- _DATA TO USE_:
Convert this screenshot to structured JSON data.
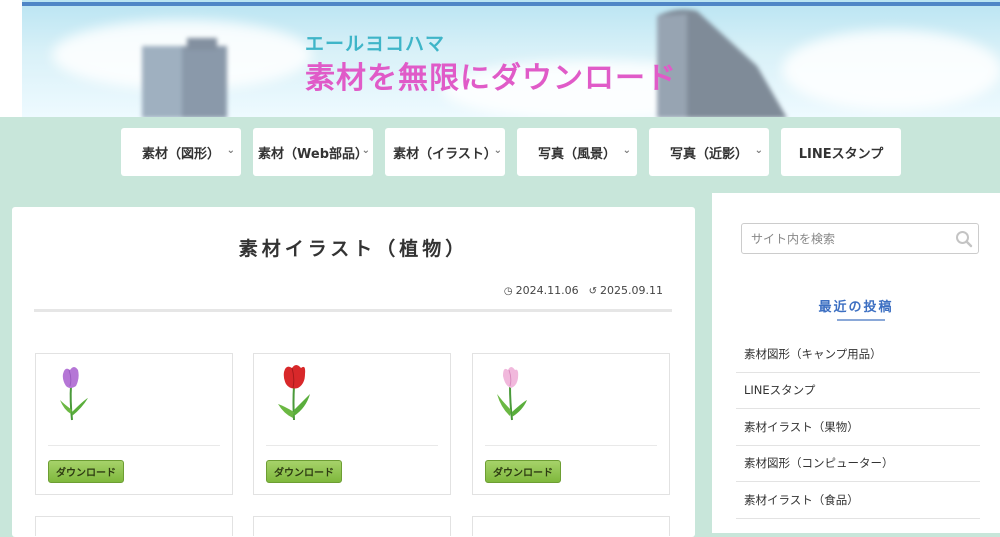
{
  "header": {
    "subtitle": "エールヨコハマ",
    "title": "素材を無限にダウンロード"
  },
  "nav": {
    "items": [
      {
        "label": "素材（図形）",
        "has_dropdown": true
      },
      {
        "label": "素材（Web部品）",
        "has_dropdown": true
      },
      {
        "label": "素材（イラスト）",
        "has_dropdown": true
      },
      {
        "label": "写真（風景）",
        "has_dropdown": true
      },
      {
        "label": "写真（近影）",
        "has_dropdown": true
      },
      {
        "label": "LINEスタンプ",
        "has_dropdown": false
      }
    ]
  },
  "post": {
    "title": "素材イラスト（植物）",
    "published": "2024.11.06",
    "updated": "2025.09.11",
    "items": [
      {
        "icon": "purple-tulip-icon",
        "button_label": "ダウンロード"
      },
      {
        "icon": "red-tulip-icon",
        "button_label": "ダウンロード"
      },
      {
        "icon": "pink-tulip-icon",
        "button_label": "ダウンロード"
      }
    ]
  },
  "sidebar": {
    "search_placeholder": "サイト内を検索",
    "recent_title": "最近の投稿",
    "recent_posts": [
      "素材図形（キャンプ用品）",
      "LINEスタンプ",
      "素材イラスト（果物）",
      "素材図形（コンピューター）",
      "素材イラスト（食品）"
    ]
  },
  "colors": {
    "background": "#c8e6da",
    "banner_subtitle": "#3fb5c8",
    "banner_title": "#e05bc8",
    "accent_blue": "#3c6fc2",
    "button_green": "#8fc44f"
  }
}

- _PROBLEM TO WORK ON_: Each entry gets copied exactly; the pictures stay out.

- _CORRECT RESULT_:
Convert this screenshot to structured JSON data.
{
  "header": {
    "subtitle": "エールヨコハマ",
    "title": "素材を無限にダウンロード"
  },
  "nav": {
    "items": [
      {
        "label": "素材（図形）",
        "has_dropdown": true
      },
      {
        "label": "素材（Web部品）",
        "has_dropdown": true
      },
      {
        "label": "素材（イラスト）",
        "has_dropdown": true
      },
      {
        "label": "写真（風景）",
        "has_dropdown": true
      },
      {
        "label": "写真（近影）",
        "has_dropdown": true
      },
      {
        "label": "LINEスタンプ",
        "has_dropdown": false
      }
    ]
  },
  "post": {
    "title": "素材イラスト（植物）",
    "published": "2024.11.06",
    "updated": "2025.09.11",
    "items": [
      {
        "icon": "purple-tulip-icon",
        "button_label": "ダウンロード"
      },
      {
        "icon": "red-tulip-icon",
        "button_label": "ダウンロード"
      },
      {
        "icon": "pink-tulip-icon",
        "button_label": "ダウンロード"
      }
    ]
  },
  "sidebar": {
    "search_placeholder": "サイト内を検索",
    "recent_title": "最近の投稿",
    "recent_posts": [
      "素材図形（キャンプ用品）",
      "LINEスタンプ",
      "素材イラスト（果物）",
      "素材図形（コンピューター）",
      "素材イラスト（食品）"
    ]
  },
  "colors": {
    "background": "#c8e6da",
    "banner_subtitle": "#3fb5c8",
    "banner_title": "#e05bc8",
    "accent_blue": "#3c6fc2",
    "button_green": "#8fc44f"
  }
}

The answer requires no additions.